(Extracted records)
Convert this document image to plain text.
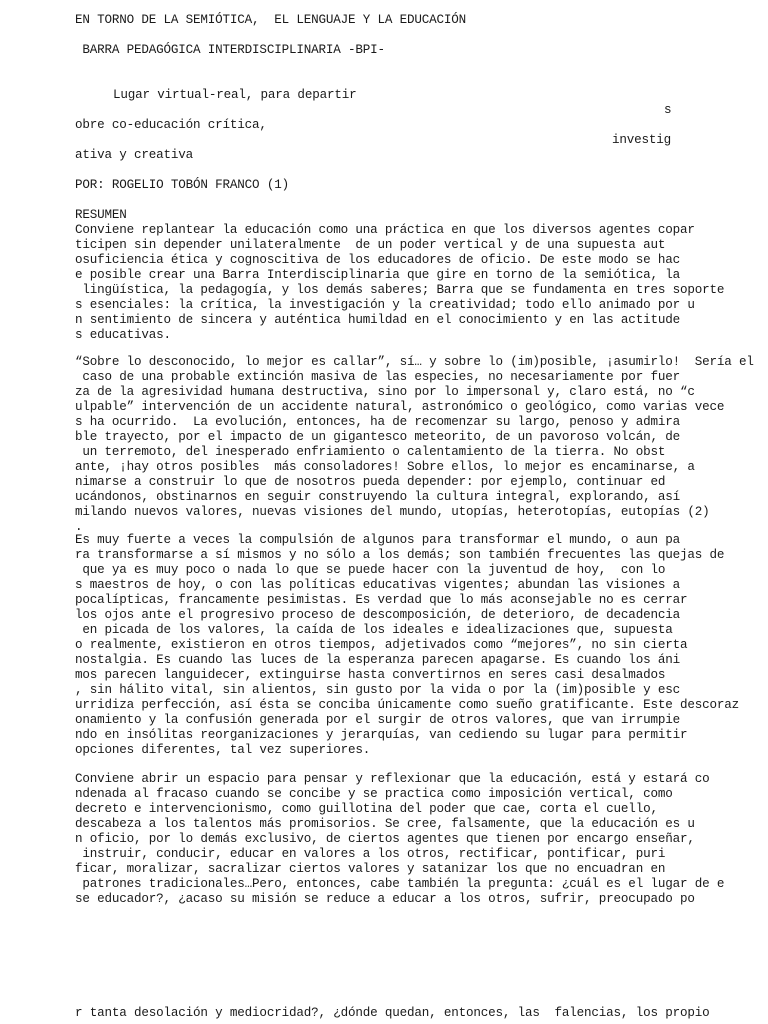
EN TORNO DE LA SEMIÓTICA,  EL LENGUAJE Y LA EDUCACIÓN
BARRA PEDAGÓGICA INTERDISCIPLINARIA -BPI-
Lugar virtual-real, para departir
s
obre co-educación crítica,
investig
ativa y creativa
POR: ROGELIO TOBÓN FRANCO (1)
RESUMEN
Conviene replantear la educación como una práctica en que los diversos agentes copar
ticipen sin depender unilateralmente  de un poder vertical y de una supuesta aut
osuficiencia ética y cognoscitiva de los educadores de oficio. De este modo se hac
e posible crear una Barra Interdisciplinaria que gire en torno de la semiótica, la
lingüística, la pedagogía, y los demás saberes; Barra que se fundamenta en tres soporte
s esenciales: la crítica, la investigación y la creatividad; todo ello animado por u
n sentimiento de sincera y auténtica humildad en el conocimiento y en las actitude
s educativas.
“Sobre lo desconocido, lo mejor es callar”, sí… y sobre lo (im)posible, ¡asumirlo!  Sería el
caso de una probable extinción masiva de las especies, no necesariamente por fuer
za de la agresividad humana destructiva, sino por lo impersonal y, claro está, no “c
ulpable” intervención de un accidente natural, astronómico o geológico, como varias vece
s ha ocurrido.  La evolución, entonces, ha de recomenzar su largo, penoso y admira
ble trayecto, por el impacto de un gigantesco meteorito, de un pavoroso volcán, de
un terremoto, del inesperado enfriamiento o calentamiento de la tierra. No obst
ante, ¡hay otros posibles  más consoladores! Sobre ellos, lo mejor es encaminarse, a
nimarse a construir lo que de nosotros pueda depender: por ejemplo, continuar ed
ucándonos, obstinarnos en seguir construyendo la cultura integral, explorando, así
milando nuevos valores, nuevas visiones del mundo, utopías, heterotopías, eutopías (2)
.
Es muy fuerte a veces la compulsión de algunos para transformar el mundo, o aun pa
ra transformarse a sí mismos y no sólo a los demás; son también frecuentes las quejas de
que ya es muy poco o nada lo que se puede hacer con la juventud de hoy,  con lo
s maestros de hoy, o con las políticas educativas vigentes; abundan las visiones a
pocalípticas, francamente pesimistas. Es verdad que lo más aconsejable no es cerrar
los ojos ante el progresivo proceso de descomposición, de deterioro, de decadencia
en picada de los valores, la caída de los ideales e idealizaciones que, supuesta
o realmente, existieron en otros tiempos, adjetivados como “mejores”, no sin cierta
nostalgia. Es cuando las luces de la esperanza parecen apagarse. Es cuando los áni
mos parecen languidecer, extinguirse hasta convertirnos en seres casi desalmados
, sin hálito vital, sin alientos, sin gusto por la vida o por la (im)posible y esc
urridiza perfección, así ésta se conciba únicamente como sueño gratificante. Este descoraz
onamiento y la confusión generada por el surgir de otros valores, que van irrumpie
ndo en insólitas reorganizaciones y jerarquías, van cediendo su lugar para permitir
opciones diferentes, tal vez superiores.
Conviene abrir un espacio para pensar y reflexionar que la educación, está y estará co
ndenada al fracaso cuando se concibe y se practica como imposición vertical, como
decreto e intervencionismo, como guillotina del poder que cae, corta el cuello,
descabeza a los talentos más promisorios. Se cree, falsamente, que la educación es u
n oficio, por lo demás exclusivo, de ciertos agentes que tienen por encargo enseñar,
instruir, conducir, educar en valores a los otros, rectificar, pontificar, puri
ficar, moralizar, sacralizar ciertos valores y satanizar los que no encuadran en
patrones tradicionales…Pero, entonces, cabe también la pregunta: ¿cuál es el lugar de e
se educador?, ¿acaso su misión se reduce a educar a los otros, sufrir, preocupado po
r tanta desolación y mediocridad?, ¿dónde quedan, entonces, las  falencias, los propio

__Job__. Locate each line containing the string "poder" and show it.

__Full answer__.
ticipen sin depender unilateralmente  de un poder vertical y de una supuesta aut
decreto e intervencionismo, como guillotina del poder que cae, corta el cuello,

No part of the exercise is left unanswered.